THE TASK: Search the records below for the word "badge" and show every line where it occurs.

--------------------

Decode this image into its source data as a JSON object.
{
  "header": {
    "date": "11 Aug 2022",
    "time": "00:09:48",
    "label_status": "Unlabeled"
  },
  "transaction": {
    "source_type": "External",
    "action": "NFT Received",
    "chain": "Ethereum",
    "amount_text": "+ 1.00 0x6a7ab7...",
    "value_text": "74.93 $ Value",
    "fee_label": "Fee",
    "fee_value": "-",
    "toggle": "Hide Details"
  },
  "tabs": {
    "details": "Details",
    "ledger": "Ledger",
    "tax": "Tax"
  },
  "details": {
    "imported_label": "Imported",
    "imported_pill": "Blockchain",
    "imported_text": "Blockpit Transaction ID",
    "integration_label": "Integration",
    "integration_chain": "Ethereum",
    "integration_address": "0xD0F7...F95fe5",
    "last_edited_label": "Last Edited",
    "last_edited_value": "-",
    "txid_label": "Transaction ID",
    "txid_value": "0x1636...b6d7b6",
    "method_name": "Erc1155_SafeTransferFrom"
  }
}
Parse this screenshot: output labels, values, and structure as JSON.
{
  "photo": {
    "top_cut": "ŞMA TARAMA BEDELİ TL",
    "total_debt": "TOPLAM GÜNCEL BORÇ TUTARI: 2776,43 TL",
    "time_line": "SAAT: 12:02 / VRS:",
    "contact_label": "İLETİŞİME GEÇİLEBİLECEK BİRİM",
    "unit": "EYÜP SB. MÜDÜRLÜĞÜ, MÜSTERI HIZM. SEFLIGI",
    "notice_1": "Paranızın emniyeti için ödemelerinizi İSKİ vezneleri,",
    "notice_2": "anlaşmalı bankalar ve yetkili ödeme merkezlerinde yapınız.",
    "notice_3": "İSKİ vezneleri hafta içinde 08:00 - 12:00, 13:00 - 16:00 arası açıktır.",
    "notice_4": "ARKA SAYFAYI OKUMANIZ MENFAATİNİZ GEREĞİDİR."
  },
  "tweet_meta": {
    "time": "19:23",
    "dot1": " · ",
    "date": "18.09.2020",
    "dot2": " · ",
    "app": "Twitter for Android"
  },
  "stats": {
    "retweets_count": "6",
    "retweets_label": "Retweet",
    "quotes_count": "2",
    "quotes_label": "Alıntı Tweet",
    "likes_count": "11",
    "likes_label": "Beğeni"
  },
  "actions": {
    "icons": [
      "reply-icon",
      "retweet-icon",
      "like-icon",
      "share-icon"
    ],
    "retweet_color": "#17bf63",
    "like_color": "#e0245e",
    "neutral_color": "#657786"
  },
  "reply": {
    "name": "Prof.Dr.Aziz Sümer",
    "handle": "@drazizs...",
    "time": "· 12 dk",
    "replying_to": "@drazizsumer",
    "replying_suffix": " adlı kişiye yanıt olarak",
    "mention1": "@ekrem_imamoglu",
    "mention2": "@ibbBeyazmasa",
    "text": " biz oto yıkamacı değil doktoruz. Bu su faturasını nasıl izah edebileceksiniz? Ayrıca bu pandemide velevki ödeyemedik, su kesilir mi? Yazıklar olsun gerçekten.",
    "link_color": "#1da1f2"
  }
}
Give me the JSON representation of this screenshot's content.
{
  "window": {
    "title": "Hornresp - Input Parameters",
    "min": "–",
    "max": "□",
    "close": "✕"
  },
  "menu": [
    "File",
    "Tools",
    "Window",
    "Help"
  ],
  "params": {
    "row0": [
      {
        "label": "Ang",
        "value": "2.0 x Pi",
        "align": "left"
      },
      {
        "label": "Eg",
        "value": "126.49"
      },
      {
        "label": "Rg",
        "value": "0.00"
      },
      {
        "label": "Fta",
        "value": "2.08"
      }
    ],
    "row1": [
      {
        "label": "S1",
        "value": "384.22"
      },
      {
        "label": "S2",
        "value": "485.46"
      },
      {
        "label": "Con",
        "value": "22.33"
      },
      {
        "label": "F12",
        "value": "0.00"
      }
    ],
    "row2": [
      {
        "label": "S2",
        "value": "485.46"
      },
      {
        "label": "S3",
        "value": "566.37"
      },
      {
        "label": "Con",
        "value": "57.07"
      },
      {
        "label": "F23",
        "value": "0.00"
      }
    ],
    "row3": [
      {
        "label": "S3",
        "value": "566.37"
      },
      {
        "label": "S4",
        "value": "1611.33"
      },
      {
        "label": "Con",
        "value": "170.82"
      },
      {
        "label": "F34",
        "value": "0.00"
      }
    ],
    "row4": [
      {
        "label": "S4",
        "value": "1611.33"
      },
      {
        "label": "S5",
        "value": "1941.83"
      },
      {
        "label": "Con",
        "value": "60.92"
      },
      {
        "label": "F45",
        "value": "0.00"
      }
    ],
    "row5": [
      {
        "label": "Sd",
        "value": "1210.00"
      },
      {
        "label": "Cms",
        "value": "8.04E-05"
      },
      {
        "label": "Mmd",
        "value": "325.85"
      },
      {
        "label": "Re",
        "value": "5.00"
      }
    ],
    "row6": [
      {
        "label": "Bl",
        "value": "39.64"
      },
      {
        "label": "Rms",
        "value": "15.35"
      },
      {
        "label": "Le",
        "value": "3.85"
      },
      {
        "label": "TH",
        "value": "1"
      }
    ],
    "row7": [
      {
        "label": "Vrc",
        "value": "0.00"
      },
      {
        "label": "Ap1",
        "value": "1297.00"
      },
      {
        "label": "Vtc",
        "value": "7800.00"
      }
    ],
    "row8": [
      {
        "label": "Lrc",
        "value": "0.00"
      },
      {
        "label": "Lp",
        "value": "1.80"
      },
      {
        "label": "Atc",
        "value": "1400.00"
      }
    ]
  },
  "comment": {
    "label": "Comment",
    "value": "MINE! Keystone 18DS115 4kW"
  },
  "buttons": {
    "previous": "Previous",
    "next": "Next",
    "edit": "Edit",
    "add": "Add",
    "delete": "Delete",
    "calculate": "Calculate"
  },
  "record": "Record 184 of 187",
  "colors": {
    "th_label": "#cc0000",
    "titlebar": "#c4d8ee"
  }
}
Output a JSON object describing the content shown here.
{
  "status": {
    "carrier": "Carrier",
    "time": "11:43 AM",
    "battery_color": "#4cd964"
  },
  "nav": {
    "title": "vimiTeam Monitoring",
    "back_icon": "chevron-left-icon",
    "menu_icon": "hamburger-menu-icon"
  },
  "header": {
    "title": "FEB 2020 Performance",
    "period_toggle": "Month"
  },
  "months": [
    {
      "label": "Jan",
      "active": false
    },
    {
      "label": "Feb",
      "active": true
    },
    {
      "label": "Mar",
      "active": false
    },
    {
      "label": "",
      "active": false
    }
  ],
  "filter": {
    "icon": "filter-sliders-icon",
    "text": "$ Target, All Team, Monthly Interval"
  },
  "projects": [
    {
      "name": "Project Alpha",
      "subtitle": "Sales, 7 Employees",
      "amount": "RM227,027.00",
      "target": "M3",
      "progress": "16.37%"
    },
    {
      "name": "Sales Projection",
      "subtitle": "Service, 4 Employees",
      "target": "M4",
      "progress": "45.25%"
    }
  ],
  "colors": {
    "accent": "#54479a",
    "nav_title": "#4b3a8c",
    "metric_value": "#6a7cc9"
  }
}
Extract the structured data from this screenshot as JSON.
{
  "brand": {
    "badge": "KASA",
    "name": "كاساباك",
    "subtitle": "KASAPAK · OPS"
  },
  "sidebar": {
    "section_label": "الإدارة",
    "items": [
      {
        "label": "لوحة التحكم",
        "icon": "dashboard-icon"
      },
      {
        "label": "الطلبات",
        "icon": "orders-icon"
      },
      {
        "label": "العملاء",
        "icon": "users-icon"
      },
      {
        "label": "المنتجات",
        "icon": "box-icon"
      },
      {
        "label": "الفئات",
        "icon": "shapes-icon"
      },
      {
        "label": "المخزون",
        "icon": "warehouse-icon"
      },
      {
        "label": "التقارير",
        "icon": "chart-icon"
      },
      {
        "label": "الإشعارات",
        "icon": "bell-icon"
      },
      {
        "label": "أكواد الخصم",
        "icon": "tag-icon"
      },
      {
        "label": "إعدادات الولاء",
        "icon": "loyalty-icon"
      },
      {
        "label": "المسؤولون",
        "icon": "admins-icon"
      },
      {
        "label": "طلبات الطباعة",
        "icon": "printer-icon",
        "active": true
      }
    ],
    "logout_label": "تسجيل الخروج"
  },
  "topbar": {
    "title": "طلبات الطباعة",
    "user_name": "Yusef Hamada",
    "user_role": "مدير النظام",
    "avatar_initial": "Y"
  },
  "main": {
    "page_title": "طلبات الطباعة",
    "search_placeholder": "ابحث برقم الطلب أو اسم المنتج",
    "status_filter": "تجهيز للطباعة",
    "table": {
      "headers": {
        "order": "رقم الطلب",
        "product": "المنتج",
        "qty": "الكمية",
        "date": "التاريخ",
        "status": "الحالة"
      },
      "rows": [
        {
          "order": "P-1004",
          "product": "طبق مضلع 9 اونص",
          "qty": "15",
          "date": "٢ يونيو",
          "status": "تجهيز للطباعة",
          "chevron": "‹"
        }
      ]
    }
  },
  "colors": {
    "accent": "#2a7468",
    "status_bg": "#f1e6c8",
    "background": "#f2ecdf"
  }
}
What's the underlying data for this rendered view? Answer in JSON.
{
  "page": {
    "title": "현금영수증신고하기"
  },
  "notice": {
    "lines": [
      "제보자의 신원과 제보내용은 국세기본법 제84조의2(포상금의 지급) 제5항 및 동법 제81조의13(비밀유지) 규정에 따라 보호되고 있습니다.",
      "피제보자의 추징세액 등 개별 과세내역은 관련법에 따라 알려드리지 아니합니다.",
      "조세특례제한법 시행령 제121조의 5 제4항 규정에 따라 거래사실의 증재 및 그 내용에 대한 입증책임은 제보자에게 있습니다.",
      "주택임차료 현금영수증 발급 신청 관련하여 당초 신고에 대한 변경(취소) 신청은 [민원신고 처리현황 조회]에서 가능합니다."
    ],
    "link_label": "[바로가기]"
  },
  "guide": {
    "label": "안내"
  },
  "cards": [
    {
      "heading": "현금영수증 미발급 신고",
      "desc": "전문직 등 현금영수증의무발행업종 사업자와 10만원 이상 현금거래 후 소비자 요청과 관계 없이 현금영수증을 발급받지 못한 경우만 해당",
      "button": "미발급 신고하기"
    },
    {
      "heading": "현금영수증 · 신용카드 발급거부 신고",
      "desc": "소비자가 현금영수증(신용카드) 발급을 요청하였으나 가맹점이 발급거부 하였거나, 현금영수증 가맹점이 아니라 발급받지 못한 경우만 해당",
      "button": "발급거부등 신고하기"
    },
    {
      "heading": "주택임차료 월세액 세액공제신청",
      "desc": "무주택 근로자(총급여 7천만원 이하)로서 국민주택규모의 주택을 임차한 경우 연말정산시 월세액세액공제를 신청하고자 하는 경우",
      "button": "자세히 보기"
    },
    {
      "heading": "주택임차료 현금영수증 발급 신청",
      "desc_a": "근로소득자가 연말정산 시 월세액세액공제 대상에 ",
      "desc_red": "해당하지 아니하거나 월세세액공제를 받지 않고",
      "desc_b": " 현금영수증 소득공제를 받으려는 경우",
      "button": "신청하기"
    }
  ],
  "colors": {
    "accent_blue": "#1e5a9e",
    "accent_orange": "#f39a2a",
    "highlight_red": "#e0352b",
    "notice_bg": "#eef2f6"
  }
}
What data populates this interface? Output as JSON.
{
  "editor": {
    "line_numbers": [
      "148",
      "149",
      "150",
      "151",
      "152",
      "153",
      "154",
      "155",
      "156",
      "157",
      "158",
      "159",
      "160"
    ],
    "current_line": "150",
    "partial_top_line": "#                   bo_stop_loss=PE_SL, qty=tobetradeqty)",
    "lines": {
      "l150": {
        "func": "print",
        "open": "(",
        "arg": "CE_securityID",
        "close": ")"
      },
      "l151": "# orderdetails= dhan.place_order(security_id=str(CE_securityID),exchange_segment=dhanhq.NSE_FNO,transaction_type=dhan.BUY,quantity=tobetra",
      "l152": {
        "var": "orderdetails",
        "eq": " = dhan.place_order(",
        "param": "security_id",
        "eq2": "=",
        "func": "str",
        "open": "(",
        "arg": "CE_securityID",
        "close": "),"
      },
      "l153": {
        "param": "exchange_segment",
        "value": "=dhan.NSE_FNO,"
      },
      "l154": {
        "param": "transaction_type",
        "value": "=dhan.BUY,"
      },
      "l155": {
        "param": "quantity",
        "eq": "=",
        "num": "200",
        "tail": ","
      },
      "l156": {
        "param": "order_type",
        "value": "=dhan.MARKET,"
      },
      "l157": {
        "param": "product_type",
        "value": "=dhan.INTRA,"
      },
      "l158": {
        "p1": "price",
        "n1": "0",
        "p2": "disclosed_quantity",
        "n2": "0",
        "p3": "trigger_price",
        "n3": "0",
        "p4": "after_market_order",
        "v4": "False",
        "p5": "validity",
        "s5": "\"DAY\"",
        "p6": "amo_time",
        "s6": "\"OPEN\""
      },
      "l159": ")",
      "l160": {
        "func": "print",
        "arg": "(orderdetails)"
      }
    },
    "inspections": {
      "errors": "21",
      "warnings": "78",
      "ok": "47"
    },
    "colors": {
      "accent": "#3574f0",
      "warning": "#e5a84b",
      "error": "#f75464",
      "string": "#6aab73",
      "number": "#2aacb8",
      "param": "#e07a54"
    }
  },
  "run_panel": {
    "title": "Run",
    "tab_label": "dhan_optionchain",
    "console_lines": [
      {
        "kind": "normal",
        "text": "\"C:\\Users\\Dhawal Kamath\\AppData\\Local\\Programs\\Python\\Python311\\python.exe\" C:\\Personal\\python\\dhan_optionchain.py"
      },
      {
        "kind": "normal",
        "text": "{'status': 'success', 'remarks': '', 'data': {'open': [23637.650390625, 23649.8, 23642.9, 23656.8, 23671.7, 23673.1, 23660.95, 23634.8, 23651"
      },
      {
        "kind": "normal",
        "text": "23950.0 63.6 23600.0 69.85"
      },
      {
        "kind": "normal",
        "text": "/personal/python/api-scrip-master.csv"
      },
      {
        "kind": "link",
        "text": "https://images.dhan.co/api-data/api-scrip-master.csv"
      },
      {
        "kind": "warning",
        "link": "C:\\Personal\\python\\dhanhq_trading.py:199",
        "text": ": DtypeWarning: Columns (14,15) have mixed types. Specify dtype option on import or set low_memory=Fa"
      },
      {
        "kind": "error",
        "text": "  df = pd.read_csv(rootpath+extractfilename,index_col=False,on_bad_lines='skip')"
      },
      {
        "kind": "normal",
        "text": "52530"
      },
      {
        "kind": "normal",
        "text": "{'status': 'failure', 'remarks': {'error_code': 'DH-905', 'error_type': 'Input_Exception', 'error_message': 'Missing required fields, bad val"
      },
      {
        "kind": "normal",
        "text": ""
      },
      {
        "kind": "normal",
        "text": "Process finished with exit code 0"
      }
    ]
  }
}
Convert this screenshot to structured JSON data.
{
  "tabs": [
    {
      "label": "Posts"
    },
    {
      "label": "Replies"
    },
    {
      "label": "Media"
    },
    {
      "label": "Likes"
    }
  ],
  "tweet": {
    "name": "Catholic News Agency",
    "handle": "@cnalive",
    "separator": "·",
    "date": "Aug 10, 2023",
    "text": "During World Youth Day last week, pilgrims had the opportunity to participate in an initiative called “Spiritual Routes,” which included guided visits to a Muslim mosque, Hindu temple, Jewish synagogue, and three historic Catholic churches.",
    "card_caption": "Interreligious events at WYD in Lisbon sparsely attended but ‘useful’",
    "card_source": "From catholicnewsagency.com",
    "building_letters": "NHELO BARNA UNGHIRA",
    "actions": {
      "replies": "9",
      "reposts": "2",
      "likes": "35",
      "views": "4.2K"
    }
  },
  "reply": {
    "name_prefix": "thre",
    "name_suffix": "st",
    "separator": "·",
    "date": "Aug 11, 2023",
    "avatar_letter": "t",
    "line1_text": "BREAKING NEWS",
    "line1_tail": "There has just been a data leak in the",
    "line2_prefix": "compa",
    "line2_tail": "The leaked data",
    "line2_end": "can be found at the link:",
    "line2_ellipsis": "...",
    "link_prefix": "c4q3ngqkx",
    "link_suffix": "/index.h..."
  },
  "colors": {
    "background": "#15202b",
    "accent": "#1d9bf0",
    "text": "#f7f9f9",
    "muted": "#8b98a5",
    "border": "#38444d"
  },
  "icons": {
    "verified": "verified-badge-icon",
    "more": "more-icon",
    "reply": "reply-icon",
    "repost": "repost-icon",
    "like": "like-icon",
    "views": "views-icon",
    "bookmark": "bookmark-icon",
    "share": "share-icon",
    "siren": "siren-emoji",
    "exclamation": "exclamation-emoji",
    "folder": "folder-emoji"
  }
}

--------------------

RESULT FOR THIS TASK:
    "badge": "KASA",
    "verified": "verified-badge-icon",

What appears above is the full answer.